[Structured figure records]
..........

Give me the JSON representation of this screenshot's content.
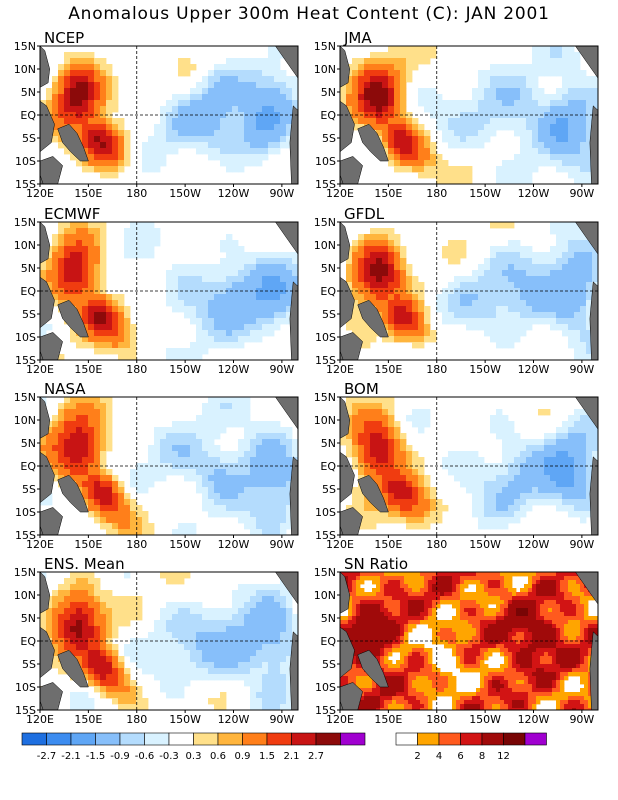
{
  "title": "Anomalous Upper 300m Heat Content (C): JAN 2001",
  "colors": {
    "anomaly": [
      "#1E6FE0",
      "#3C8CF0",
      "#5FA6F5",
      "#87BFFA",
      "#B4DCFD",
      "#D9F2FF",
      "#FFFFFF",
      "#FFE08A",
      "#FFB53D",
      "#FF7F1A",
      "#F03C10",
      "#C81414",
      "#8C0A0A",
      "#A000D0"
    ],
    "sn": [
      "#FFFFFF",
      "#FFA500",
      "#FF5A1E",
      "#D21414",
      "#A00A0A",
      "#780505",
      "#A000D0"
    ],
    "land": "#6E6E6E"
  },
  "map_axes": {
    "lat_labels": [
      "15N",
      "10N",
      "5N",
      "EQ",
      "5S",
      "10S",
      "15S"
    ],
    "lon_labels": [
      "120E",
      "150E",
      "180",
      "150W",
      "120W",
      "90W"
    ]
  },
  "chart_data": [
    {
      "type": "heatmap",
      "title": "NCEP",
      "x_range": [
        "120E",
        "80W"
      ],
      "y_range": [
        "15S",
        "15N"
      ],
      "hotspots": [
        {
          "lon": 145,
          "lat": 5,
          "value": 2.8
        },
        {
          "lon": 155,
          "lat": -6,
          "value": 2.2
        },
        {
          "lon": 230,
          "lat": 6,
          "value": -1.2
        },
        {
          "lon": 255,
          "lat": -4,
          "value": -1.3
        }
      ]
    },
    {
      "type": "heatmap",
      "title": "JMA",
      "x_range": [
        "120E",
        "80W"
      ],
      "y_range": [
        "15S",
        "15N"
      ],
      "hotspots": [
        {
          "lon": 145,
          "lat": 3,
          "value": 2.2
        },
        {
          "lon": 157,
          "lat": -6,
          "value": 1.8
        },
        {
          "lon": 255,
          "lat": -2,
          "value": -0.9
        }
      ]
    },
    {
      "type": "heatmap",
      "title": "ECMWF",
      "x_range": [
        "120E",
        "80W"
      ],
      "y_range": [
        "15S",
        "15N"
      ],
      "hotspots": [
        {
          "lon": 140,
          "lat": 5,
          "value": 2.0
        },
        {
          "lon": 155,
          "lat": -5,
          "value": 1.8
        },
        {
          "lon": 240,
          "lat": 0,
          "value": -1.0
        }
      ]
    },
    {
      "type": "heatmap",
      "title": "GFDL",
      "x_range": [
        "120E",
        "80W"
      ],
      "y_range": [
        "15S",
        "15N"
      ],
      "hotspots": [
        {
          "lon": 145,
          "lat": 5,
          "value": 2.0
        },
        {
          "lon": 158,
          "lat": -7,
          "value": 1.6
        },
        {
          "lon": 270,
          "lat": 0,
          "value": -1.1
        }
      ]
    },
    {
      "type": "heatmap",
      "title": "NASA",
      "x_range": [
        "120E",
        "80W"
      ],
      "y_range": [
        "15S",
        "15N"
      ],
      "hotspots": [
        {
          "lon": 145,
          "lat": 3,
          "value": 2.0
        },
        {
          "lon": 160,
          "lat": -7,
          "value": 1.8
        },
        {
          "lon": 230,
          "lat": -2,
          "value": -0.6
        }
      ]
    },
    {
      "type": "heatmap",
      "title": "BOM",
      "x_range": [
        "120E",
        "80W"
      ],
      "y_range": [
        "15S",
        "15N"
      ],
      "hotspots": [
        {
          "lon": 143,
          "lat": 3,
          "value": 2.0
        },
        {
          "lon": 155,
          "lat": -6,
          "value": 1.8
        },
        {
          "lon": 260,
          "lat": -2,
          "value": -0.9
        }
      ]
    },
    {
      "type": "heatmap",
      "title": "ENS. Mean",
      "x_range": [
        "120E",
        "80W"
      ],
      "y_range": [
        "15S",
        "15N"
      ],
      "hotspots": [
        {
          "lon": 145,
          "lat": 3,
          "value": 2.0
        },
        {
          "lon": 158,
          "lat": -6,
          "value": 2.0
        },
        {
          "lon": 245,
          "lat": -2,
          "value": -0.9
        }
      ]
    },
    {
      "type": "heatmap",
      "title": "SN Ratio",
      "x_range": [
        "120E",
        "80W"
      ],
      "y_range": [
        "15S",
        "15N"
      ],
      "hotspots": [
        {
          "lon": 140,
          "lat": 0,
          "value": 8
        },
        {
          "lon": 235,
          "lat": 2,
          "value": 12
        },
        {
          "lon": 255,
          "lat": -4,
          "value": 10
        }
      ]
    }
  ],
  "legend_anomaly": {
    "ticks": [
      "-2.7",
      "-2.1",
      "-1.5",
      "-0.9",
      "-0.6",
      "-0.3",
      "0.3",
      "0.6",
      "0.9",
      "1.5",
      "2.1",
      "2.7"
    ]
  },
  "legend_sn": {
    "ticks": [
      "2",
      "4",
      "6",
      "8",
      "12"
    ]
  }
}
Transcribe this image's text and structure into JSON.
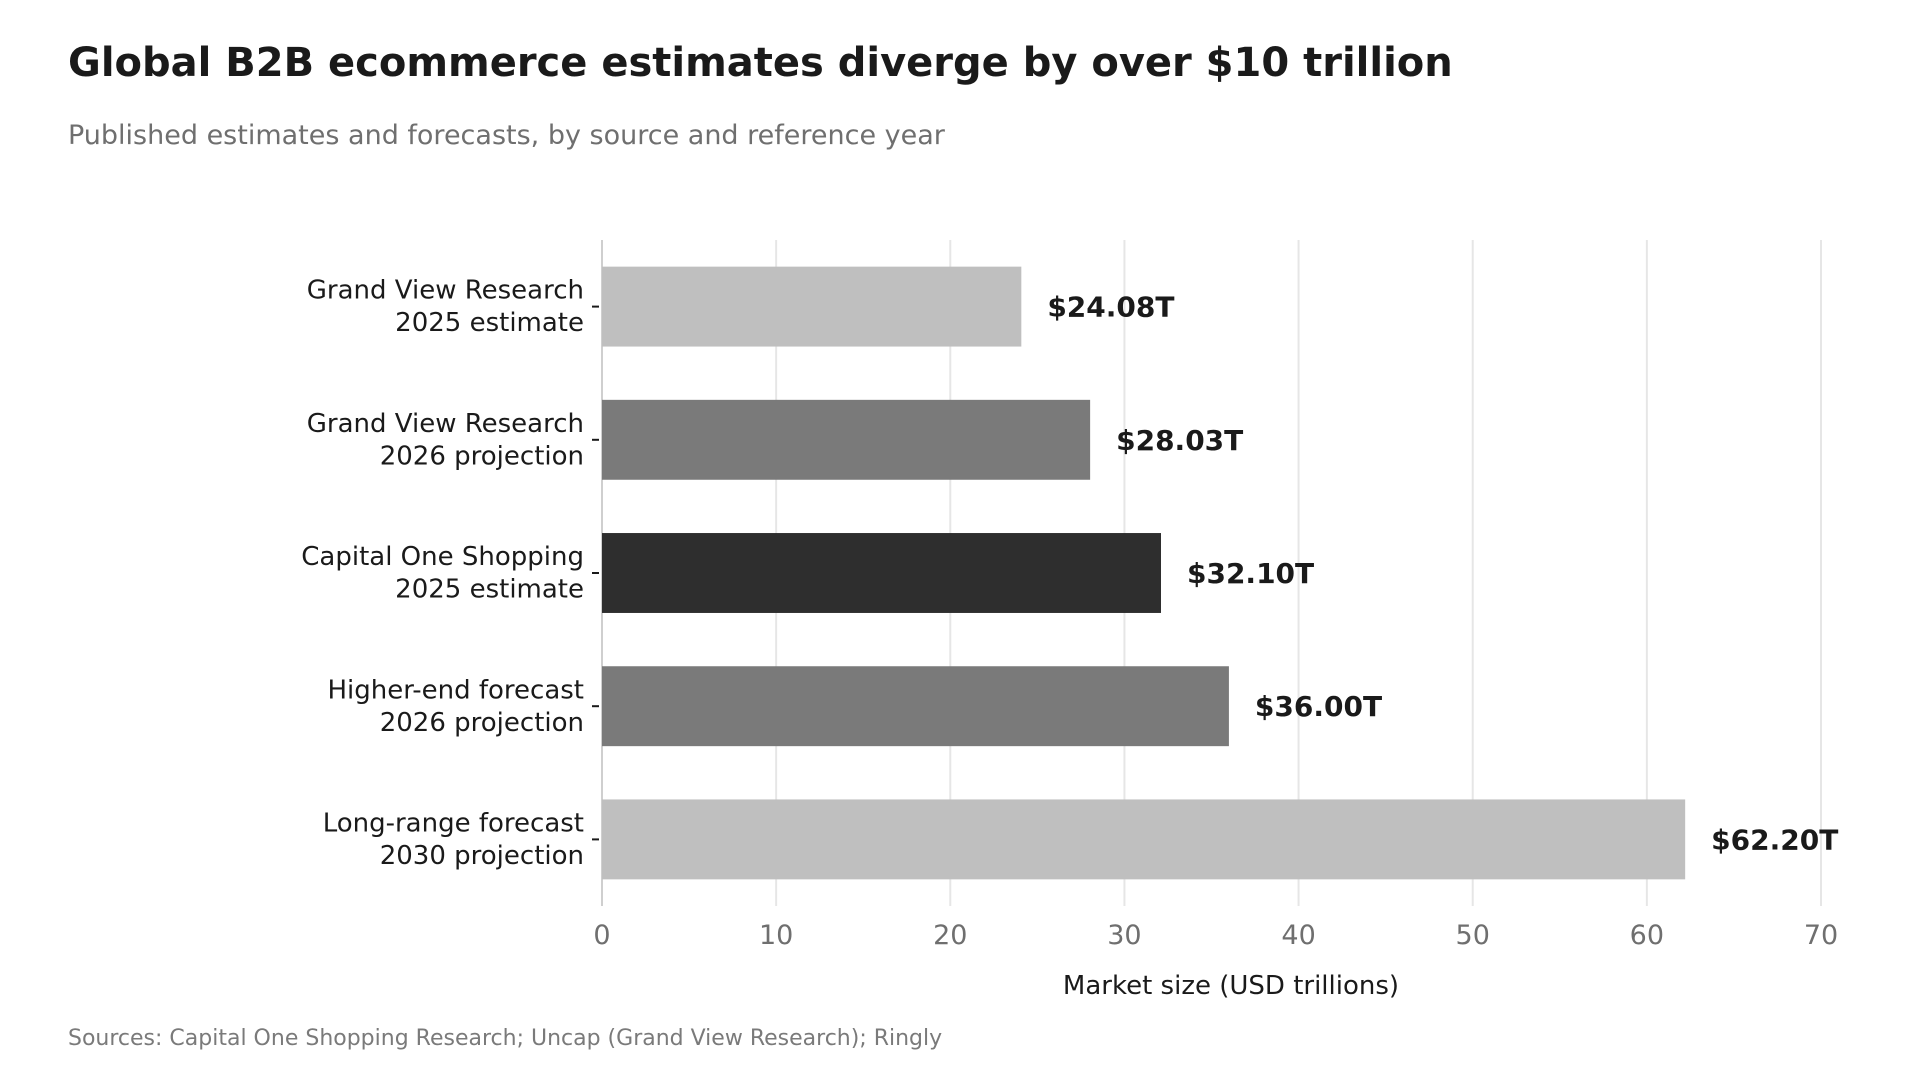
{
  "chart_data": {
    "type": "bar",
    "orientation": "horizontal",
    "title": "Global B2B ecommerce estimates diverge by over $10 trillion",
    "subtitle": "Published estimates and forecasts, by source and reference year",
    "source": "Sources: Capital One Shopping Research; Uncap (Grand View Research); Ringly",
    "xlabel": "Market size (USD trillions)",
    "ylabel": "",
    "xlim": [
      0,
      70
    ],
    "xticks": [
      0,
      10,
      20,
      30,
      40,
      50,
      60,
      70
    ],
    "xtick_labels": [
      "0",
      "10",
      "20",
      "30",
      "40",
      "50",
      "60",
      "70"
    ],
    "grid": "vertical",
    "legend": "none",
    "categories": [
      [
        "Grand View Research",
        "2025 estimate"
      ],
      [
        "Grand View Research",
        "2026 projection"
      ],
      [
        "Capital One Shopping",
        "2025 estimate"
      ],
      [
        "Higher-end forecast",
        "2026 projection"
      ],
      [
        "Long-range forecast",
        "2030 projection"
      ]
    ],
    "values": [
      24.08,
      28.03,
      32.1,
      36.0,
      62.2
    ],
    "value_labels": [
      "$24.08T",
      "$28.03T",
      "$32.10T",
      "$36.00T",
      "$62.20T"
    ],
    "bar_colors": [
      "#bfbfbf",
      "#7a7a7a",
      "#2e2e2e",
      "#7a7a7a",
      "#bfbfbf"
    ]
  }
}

..........

● Written request: Exclude the pictures. Write out the remaining data exactly.

● Exercise result:
Give me the JSON representation of this screenshot's content.
{
  "title": "Anomalous Upper 300m Heat Content (C): JAN 2001",
  "colors": {
    "anomaly": [
      "#1E6FE0",
      "#3C8CF0",
      "#5FA6F5",
      "#87BFFA",
      "#B4DCFD",
      "#D9F2FF",
      "#FFFFFF",
      "#FFE08A",
      "#FFB53D",
      "#FF7F1A",
      "#F03C10",
      "#C81414",
      "#8C0A0A",
      "#A000D0"
    ],
    "sn": [
      "#FFFFFF",
      "#FFA500",
      "#FF5A1E",
      "#D21414",
      "#A00A0A",
      "#780505",
      "#A000D0"
    ],
    "land": "#6E6E6E"
  },
  "map_axes": {
    "lat_labels": [
      "15N",
      "10N",
      "5N",
      "EQ",
      "5S",
      "10S",
      "15S"
    ],
    "lon_labels": [
      "120E",
      "150E",
      "180",
      "150W",
      "120W",
      "90W"
    ]
  },
  "chart_data": [
    {
      "type": "heatmap",
      "title": "NCEP",
      "x_range": [
        "120E",
        "80W"
      ],
      "y_range": [
        "15S",
        "15N"
      ],
      "hotspots": [
        {
          "lon": 145,
          "lat": 5,
          "value": 2.8
        },
        {
          "lon": 155,
          "lat": -6,
          "value": 2.2
        },
        {
          "lon": 230,
          "lat": 6,
          "value": -1.2
        },
        {
          "lon": 255,
          "lat": -4,
          "value": -1.3
        }
      ]
    },
    {
      "type": "heatmap",
      "title": "JMA",
      "x_range": [
        "120E",
        "80W"
      ],
      "y_range": [
        "15S",
        "15N"
      ],
      "hotspots": [
        {
          "lon": 145,
          "lat": 3,
          "value": 2.2
        },
        {
          "lon": 157,
          "lat": -6,
          "value": 1.8
        },
        {
          "lon": 255,
          "lat": -2,
          "value": -0.9
        }
      ]
    },
    {
      "type": "heatmap",
      "title": "ECMWF",
      "x_range": [
        "120E",
        "80W"
      ],
      "y_range": [
        "15S",
        "15N"
      ],
      "hotspots": [
        {
          "lon": 140,
          "lat": 5,
          "value": 2.0
        },
        {
          "lon": 155,
          "lat": -5,
          "value": 1.8
        },
        {
          "lon": 240,
          "lat": 0,
          "value": -1.0
        }
      ]
    },
    {
      "type": "heatmap",
      "title": "GFDL",
      "x_range": [
        "120E",
        "80W"
      ],
      "y_range": [
        "15S",
        "15N"
      ],
      "hotspots": [
        {
          "lon": 145,
          "lat": 5,
          "value": 2.0
        },
        {
          "lon": 158,
          "lat": -7,
          "value": 1.6
        },
        {
          "lon": 270,
          "lat": 0,
          "value": -1.1
        }
      ]
    },
    {
      "type": "heatmap",
      "title": "NASA",
      "x_range": [
        "120E",
        "80W"
      ],
      "y_range": [
        "15S",
        "15N"
      ],
      "hotspots": [
        {
          "lon": 145,
          "lat": 3,
          "value": 2.0
        },
        {
          "lon": 160,
          "lat": -7,
          "value": 1.8
        },
        {
          "lon": 230,
          "lat": -2,
          "value": -0.6
        }
      ]
    },
    {
      "type": "heatmap",
      "title": "BOM",
      "x_range": [
        "120E",
        "80W"
      ],
      "y_range": [
        "15S",
        "15N"
      ],
      "hotspots": [
        {
          "lon": 143,
          "lat": 3,
          "value": 2.0
        },
        {
          "lon": 155,
          "lat": -6,
          "value": 1.8
        },
        {
          "lon": 260,
          "lat": -2,
          "value": -0.9
        }
      ]
    },
    {
      "type": "heatmap",
      "title": "ENS. Mean",
      "x_range": [
        "120E",
        "80W"
      ],
      "y_range": [
        "15S",
        "15N"
      ],
      "hotspots": [
        {
          "lon": 145,
          "lat": 3,
          "value": 2.0
        },
        {
          "lon": 158,
          "lat": -6,
          "value": 2.0
        },
        {
          "lon": 245,
          "lat": -2,
          "value": -0.9
        }
      ]
    },
    {
      "type": "heatmap",
      "title": "SN Ratio",
      "x_range": [
        "120E",
        "80W"
      ],
      "y_range": [
        "15S",
        "15N"
      ],
      "hotspots": [
        {
          "lon": 140,
          "lat": 0,
          "value": 8
        },
        {
          "lon": 235,
          "lat": 2,
          "value": 12
        },
        {
          "lon": 255,
          "lat": -4,
          "value": 10
        }
      ]
    }
  ],
  "legend_anomaly": {
    "ticks": [
      "-2.7",
      "-2.1",
      "-1.5",
      "-0.9",
      "-0.6",
      "-0.3",
      "0.3",
      "0.6",
      "0.9",
      "1.5",
      "2.1",
      "2.7"
    ]
  },
  "legend_sn": {
    "ticks": [
      "2",
      "4",
      "6",
      "8",
      "12"
    ]
  }
}
Transcribe this image's text and structure into JSON.
{
  "chart_data": {
    "type": "bar",
    "orientation": "horizontal",
    "title": "Global B2B ecommerce estimates diverge by over $10 trillion",
    "subtitle": "Published estimates and forecasts, by source and reference year",
    "source": "Sources: Capital One Shopping Research; Uncap (Grand View Research); Ringly",
    "xlabel": "Market size (USD trillions)",
    "ylabel": "",
    "xlim": [
      0,
      70
    ],
    "xticks": [
      0,
      10,
      20,
      30,
      40,
      50,
      60,
      70
    ],
    "xtick_labels": [
      "0",
      "10",
      "20",
      "30",
      "40",
      "50",
      "60",
      "70"
    ],
    "grid": "vertical",
    "legend": "none",
    "categories": [
      [
        "Grand View Research",
        "2025 estimate"
      ],
      [
        "Grand View Research",
        "2026 projection"
      ],
      [
        "Capital One Shopping",
        "2025 estimate"
      ],
      [
        "Higher-end forecast",
        "2026 projection"
      ],
      [
        "Long-range forecast",
        "2030 projection"
      ]
    ],
    "values": [
      24.08,
      28.03,
      32.1,
      36.0,
      62.2
    ],
    "value_labels": [
      "$24.08T",
      "$28.03T",
      "$32.10T",
      "$36.00T",
      "$62.20T"
    ],
    "bar_colors": [
      "#bfbfbf",
      "#7a7a7a",
      "#2e2e2e",
      "#7a7a7a",
      "#bfbfbf"
    ]
  }
}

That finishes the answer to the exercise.